▶ **GIVEN INSTRUCTION**:
Retype the records below exactly as they appear.

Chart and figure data
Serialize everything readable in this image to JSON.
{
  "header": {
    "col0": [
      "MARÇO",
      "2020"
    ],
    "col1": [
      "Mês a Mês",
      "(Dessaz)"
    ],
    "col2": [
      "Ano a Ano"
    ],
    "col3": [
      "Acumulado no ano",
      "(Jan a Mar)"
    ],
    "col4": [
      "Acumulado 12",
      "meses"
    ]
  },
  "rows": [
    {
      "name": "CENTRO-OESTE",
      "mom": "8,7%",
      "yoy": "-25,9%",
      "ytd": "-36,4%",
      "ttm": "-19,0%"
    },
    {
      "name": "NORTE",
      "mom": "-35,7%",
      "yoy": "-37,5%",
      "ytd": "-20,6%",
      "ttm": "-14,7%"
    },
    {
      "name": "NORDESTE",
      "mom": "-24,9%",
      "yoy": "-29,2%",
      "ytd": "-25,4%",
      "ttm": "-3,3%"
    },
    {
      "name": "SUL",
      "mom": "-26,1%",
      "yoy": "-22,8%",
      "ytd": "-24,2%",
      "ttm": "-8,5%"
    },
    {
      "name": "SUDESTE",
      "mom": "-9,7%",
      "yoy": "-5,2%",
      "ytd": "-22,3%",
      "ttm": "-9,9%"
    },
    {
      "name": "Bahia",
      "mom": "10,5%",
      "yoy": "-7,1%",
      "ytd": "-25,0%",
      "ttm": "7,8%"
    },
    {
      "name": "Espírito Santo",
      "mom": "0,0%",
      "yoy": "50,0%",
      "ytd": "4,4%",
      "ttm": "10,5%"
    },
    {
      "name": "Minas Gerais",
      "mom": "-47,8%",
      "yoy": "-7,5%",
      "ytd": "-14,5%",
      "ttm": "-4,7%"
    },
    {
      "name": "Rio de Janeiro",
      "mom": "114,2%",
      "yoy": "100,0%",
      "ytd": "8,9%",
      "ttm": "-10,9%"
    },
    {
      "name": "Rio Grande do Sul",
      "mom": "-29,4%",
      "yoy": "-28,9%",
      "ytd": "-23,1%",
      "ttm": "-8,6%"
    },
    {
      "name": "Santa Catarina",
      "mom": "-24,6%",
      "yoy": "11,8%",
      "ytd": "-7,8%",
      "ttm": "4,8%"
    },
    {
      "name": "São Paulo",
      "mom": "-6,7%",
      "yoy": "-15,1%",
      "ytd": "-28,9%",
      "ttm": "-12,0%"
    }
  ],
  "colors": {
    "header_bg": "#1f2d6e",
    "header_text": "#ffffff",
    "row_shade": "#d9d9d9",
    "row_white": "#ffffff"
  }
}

▶ **THE REPLY**:
Serialize everything readable in this image to JSON.
{
  "header": {
    "col0": [
      "MARÇO",
      "2020"
    ],
    "col1": [
      "Mês a Mês",
      "(Dessaz)"
    ],
    "col2": [
      "Ano a Ano"
    ],
    "col3": [
      "Acumulado no ano",
      "(Jan a Mar)"
    ],
    "col4": [
      "Acumulado 12",
      "meses"
    ]
  },
  "rows": [
    {
      "name": "CENTRO-OESTE",
      "mom": "8,7%",
      "yoy": "-25,9%",
      "ytd": "-36,4%",
      "ttm": "-19,0%"
    },
    {
      "name": "NORTE",
      "mom": "-35,7%",
      "yoy": "-37,5%",
      "ytd": "-20,6%",
      "ttm": "-14,7%"
    },
    {
      "name": "NORDESTE",
      "mom": "-24,9%",
      "yoy": "-29,2%",
      "ytd": "-25,4%",
      "ttm": "-3,3%"
    },
    {
      "name": "SUL",
      "mom": "-26,1%",
      "yoy": "-22,8%",
      "ytd": "-24,2%",
      "ttm": "-8,5%"
    },
    {
      "name": "SUDESTE",
      "mom": "-9,7%",
      "yoy": "-5,2%",
      "ytd": "-22,3%",
      "ttm": "-9,9%"
    },
    {
      "name": "Bahia",
      "mom": "10,5%",
      "yoy": "-7,1%",
      "ytd": "-25,0%",
      "ttm": "7,8%"
    },
    {
      "name": "Espírito Santo",
      "mom": "0,0%",
      "yoy": "50,0%",
      "ytd": "4,4%",
      "ttm": "10,5%"
    },
    {
      "name": "Minas Gerais",
      "mom": "-47,8%",
      "yoy": "-7,5%",
      "ytd": "-14,5%",
      "ttm": "-4,7%"
    },
    {
      "name": "Rio de Janeiro",
      "mom": "114,2%",
      "yoy": "100,0%",
      "ytd": "8,9%",
      "ttm": "-10,9%"
    },
    {
      "name": "Rio Grande do Sul",
      "mom": "-29,4%",
      "yoy": "-28,9%",
      "ytd": "-23,1%",
      "ttm": "-8,6%"
    },
    {
      "name": "Santa Catarina",
      "mom": "-24,6%",
      "yoy": "11,8%",
      "ytd": "-7,8%",
      "ttm": "4,8%"
    },
    {
      "name": "São Paulo",
      "mom": "-6,7%",
      "yoy": "-15,1%",
      "ytd": "-28,9%",
      "ttm": "-12,0%"
    }
  ],
  "colors": {
    "header_bg": "#1f2d6e",
    "header_text": "#ffffff",
    "row_shade": "#d9d9d9",
    "row_white": "#ffffff"
  }
}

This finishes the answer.